I have a bit of a history with FreeBSD. While my first major encounter with open source happened to be Linux, I ran FreeBSD as my daily driver from around 2007 to 2013. My first installation was in about 2005/2006 on a spare desktop system based around an Athlon K6 with 256Mb of ram, a system which had largely been pieced together from discards and literal garbage picking. It's crazy to think that I was compiling pretty much everything from source using ports on such a crap machine, but I learned a ton and fell in love with "real" Unix in a way that Linux just hadn't really managed to captivate me up to that point.

One of the things I loved about that first install was the text terminal screensaver, Beastie in ascii art form bouncing around the screen. That was just the tip of the iceberg of true geekery that drew me in. I mean, a text mode screensaver? How cool is that? But there was also something magical about a system that could rebuild itself from source with just a couple of commands and never seemed to fail, which totally flew in the face of the experience I had seen compiling from source on Linux. This was my introduction to the concept of a truly self hosting system that could bootstrap itself from an earlier version to the latest code, using only the tiny core system that it shipped with.

I obviously see that crappy box and primitive OS with some rosy tinted glasses. There were definitely papercuts along the way. Once I made it my daily driver on my newer hardware I began to learn what some of the drawbacks were to using a system that was considered too geeky for the geeks. Even among fellow nerds my system stood apart, and in short order I learned the sad truth that increasingly over time the software being written for Unix was in fact actually being written for Linux, with BSD of any kind being an afterthought. Sure, there were heroes working behind the scenes to try and keep things patched together as fast as the Linux oriented ubergeeks could break them, but it's kind of a slow battle against entropy. Over time concessions are made and a little functionality is given up here or there. Devd might have existed way before Hal or Udev, but the major desktop projects never noticed and just plumbed their code into whatever interface Linux provided, however half baked it might have been at the time it was released. I got to see Linux abandon OSS in favor of Alsa, then build Pulse on top of Alsa. Now, when Pulse is finally working pretty much trouble free, they're ditching it in favor of Pipewire. Funny. OSS still works just fine on FreeBSD. The ports guys had to deal with Pulse, because so many programs got written expecting it to be there, and they made it work with OSS because hey, nobody else was going to do it. I assume they'll try to do the same with Pipewire, too.

§ §

# List of tasks
a. In the FreeBSD passage, during which years did the writer use FreeBSD as a daily driver?
b. Copy out the section of the FreeBSD passage starting with "One of the things" and going on through "it shipped with.".

# Dataset extract

§ §

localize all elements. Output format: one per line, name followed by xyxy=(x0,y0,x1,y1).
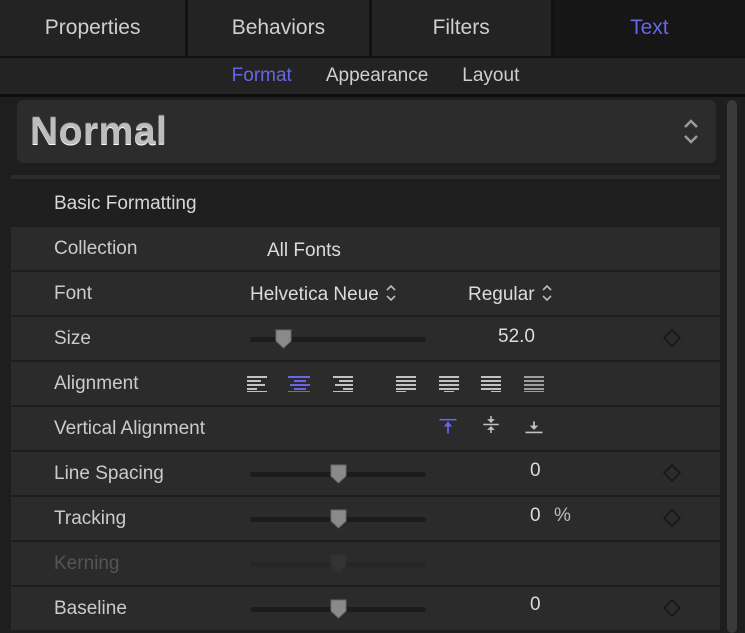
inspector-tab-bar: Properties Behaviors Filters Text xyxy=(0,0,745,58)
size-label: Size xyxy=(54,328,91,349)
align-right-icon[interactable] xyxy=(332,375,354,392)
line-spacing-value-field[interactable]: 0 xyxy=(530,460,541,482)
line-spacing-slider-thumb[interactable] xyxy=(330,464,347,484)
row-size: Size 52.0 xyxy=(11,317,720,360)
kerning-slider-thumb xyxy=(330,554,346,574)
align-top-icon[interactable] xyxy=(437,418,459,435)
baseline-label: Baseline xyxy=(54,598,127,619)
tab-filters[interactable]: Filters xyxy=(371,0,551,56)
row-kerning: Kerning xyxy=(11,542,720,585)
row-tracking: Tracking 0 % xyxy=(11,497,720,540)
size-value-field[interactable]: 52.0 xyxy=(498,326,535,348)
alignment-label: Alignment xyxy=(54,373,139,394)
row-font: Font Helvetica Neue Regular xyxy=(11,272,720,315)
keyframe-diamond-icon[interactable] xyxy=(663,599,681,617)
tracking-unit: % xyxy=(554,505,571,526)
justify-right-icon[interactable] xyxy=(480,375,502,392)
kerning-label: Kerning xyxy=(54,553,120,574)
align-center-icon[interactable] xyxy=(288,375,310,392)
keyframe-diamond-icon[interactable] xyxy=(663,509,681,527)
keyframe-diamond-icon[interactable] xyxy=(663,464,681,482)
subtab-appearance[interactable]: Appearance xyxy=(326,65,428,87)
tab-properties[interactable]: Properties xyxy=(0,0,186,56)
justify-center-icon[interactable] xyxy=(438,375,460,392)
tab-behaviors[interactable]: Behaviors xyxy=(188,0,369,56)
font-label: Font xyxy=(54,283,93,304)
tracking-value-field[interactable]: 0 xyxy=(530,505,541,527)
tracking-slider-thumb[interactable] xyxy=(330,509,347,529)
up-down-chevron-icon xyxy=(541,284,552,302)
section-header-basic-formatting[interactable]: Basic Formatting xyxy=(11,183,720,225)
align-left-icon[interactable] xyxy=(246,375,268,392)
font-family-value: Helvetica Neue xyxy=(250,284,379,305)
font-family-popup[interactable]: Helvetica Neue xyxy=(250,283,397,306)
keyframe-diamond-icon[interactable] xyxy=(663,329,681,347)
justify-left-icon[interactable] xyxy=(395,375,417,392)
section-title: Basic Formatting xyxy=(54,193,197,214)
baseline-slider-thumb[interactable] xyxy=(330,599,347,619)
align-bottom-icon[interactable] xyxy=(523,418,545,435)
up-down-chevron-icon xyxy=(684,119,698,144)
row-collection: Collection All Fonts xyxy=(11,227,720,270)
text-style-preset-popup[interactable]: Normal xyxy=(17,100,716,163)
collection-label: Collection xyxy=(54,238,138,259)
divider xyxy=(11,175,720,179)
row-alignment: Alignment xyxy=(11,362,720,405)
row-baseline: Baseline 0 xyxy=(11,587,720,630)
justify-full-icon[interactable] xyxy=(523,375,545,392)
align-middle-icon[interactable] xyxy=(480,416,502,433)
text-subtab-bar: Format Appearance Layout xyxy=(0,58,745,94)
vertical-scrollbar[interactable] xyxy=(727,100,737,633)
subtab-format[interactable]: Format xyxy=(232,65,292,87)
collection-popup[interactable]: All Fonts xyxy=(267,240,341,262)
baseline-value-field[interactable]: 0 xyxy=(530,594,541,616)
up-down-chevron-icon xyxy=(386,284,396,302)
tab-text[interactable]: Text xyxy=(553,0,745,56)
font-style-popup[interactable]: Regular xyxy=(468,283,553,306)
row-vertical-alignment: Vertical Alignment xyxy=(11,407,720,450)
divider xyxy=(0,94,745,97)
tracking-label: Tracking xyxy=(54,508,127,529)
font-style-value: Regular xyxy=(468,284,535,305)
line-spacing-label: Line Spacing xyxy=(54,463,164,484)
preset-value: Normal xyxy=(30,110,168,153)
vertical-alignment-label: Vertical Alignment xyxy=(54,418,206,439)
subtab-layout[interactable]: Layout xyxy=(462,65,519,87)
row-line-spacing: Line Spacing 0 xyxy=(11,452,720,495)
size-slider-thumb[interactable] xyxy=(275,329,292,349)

§ §

# The solutions
a. From around 2007 to 2013.

b.
One of the things I loved about that first install was the text terminal screensaver, Beastie in ascii art form bouncing around the screen. That was just the tip of the iceberg of true geekery that drew me in. I mean, a text mode screensaver? How cool is that? But there was also something magical about a system that could rebuild itself from source with just a couple of commands and never seemed to fail, which totally flew in the face of the experience I had seen compiling from source on Linux. This was my introduction to the concept of a truly self hosting system that could bootstrap itself from an earlier version to the latest code, using only the tiny core system that it shipped with.